▶ Exercise:
Repeat the material below word for word and leave out all pictures.

----- Supplied material -----

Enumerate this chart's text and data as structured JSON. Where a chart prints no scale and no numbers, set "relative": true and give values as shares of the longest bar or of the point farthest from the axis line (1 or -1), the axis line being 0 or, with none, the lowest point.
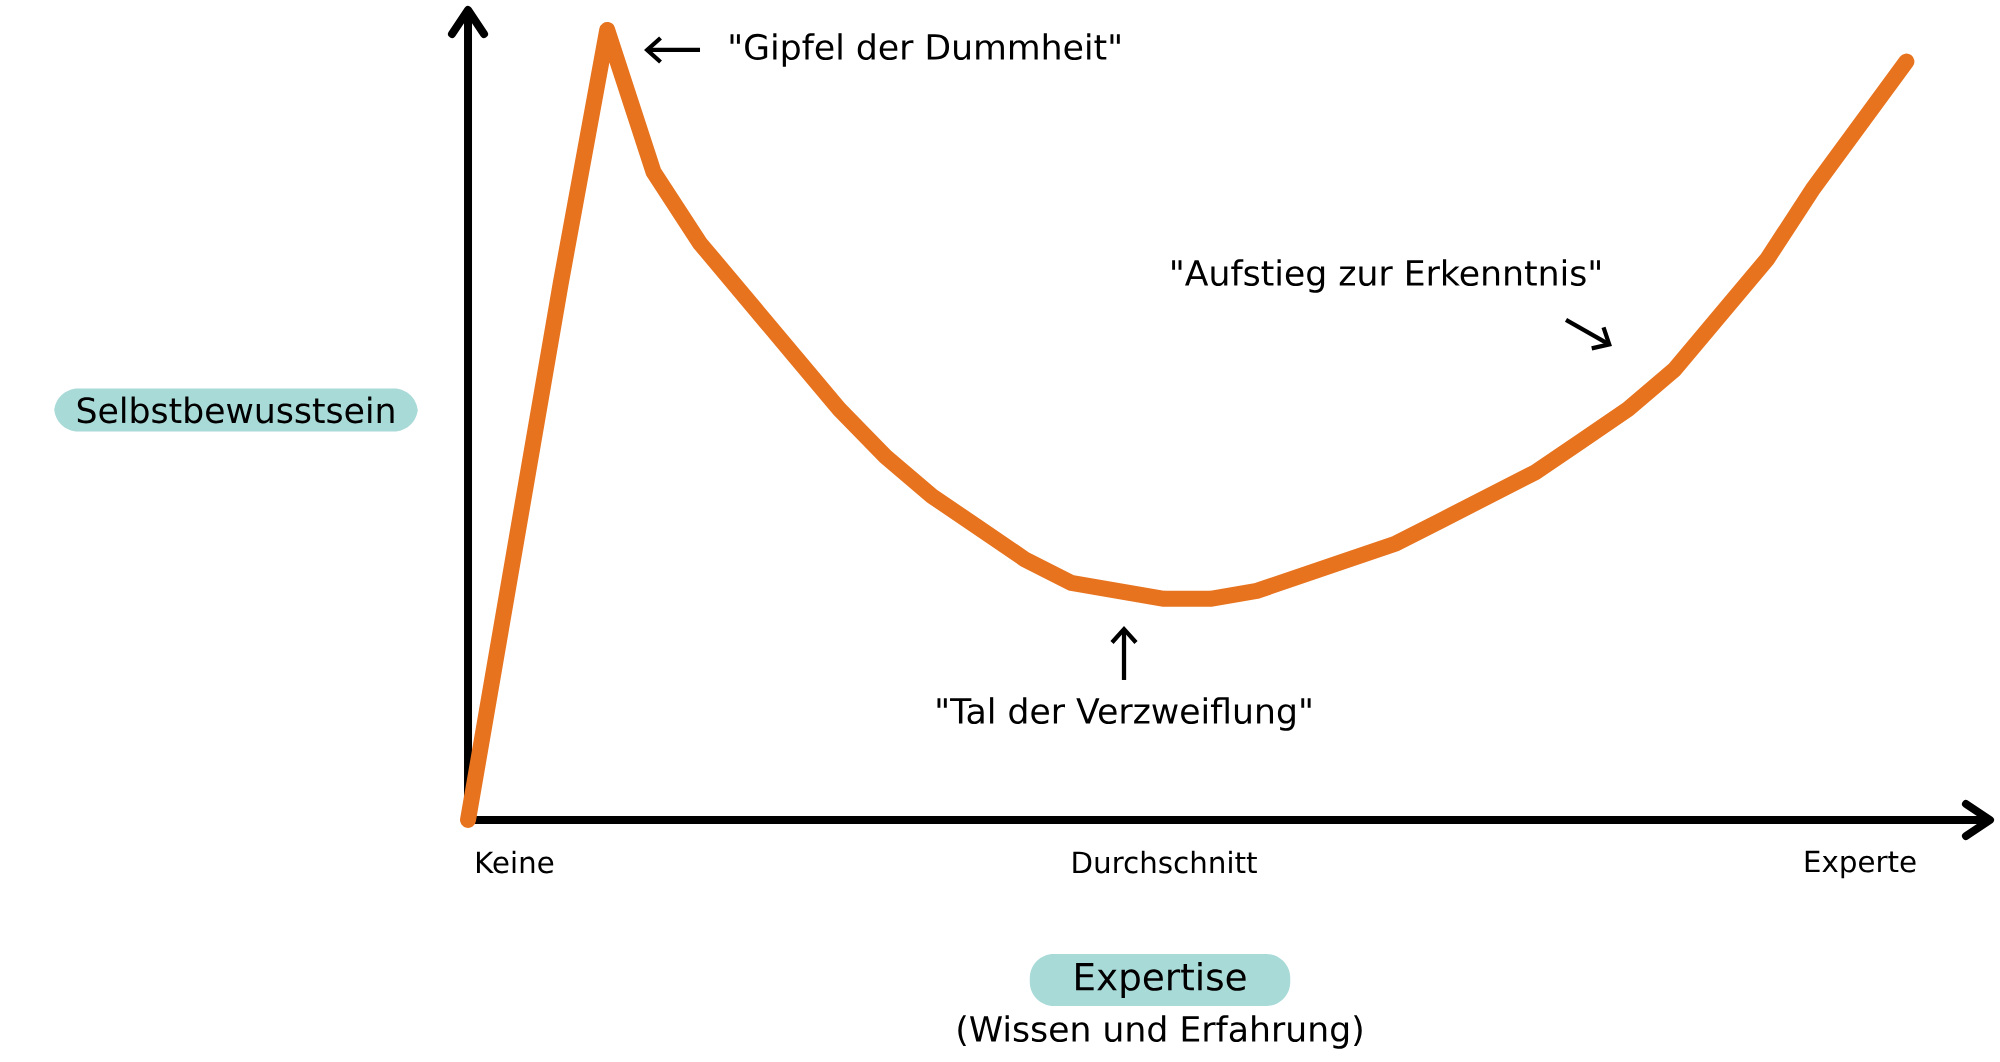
{
  "chart_data": {
    "type": "line",
    "relative": true,
    "color": "#e8731e",
    "marker": "none",
    "line_style": "solid",
    "xlabel": "Expertise",
    "ylabel": "Selbstbewusstsein",
    "categories": [
      null,
      "Keine",
      null,
      null,
      null,
      null,
      null,
      null,
      null,
      null,
      null,
      null,
      null,
      null,
      null,
      "Durchschnitt",
      null,
      null,
      null,
      null,
      null,
      null,
      null,
      null,
      null,
      null,
      null,
      null,
      null,
      null,
      "Experte",
      null
    ],
    "values": [
      0,
      0.34,
      0.68,
      1,
      0.82,
      0.73,
      0.66,
      0.59,
      0.52,
      0.46,
      0.41,
      0.37,
      0.33,
      0.3,
      0.29,
      0.28,
      0.28,
      0.29,
      0.31,
      0.33,
      0.35,
      0.38,
      0.41,
      0.44,
      0.48,
      0.52,
      0.57,
      0.64,
      0.71,
      0.8,
      0.88,
      0.96
    ],
    "annotations": [
      "\"Gipfel der Dummheit\"",
      "\"Tal der Verzweiflung\"",
      "\"Aufstieg zur Erkenntnis\"",
      "(Wissen und Erfahrung)"
    ]
  }
}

-----

▶ Exercise response:
Enumerate this chart's text and data as structured JSON. Where a chart prints no scale and no numbers, set "relative": true and give values as shares of the longest bar or of the point farthest from the axis line (1 or -1), the axis line being 0 or, with none, the lowest point.
{
  "chart_data": {
    "type": "line",
    "relative": true,
    "color": "#e8731e",
    "marker": "none",
    "line_style": "solid",
    "xlabel": "Expertise",
    "ylabel": "Selbstbewusstsein",
    "categories": [
      null,
      "Keine",
      null,
      null,
      null,
      null,
      null,
      null,
      null,
      null,
      null,
      null,
      null,
      null,
      null,
      "Durchschnitt",
      null,
      null,
      null,
      null,
      null,
      null,
      null,
      null,
      null,
      null,
      null,
      null,
      null,
      null,
      "Experte",
      null
    ],
    "values": [
      0,
      0.34,
      0.68,
      1,
      0.82,
      0.73,
      0.66,
      0.59,
      0.52,
      0.46,
      0.41,
      0.37,
      0.33,
      0.3,
      0.29,
      0.28,
      0.28,
      0.29,
      0.31,
      0.33,
      0.35,
      0.38,
      0.41,
      0.44,
      0.48,
      0.52,
      0.57,
      0.64,
      0.71,
      0.8,
      0.88,
      0.96
    ],
    "annotations": [
      "\"Gipfel der Dummheit\"",
      "\"Tal der Verzweiflung\"",
      "\"Aufstieg zur Erkenntnis\"",
      "(Wissen und Erfahrung)"
    ]
  }
}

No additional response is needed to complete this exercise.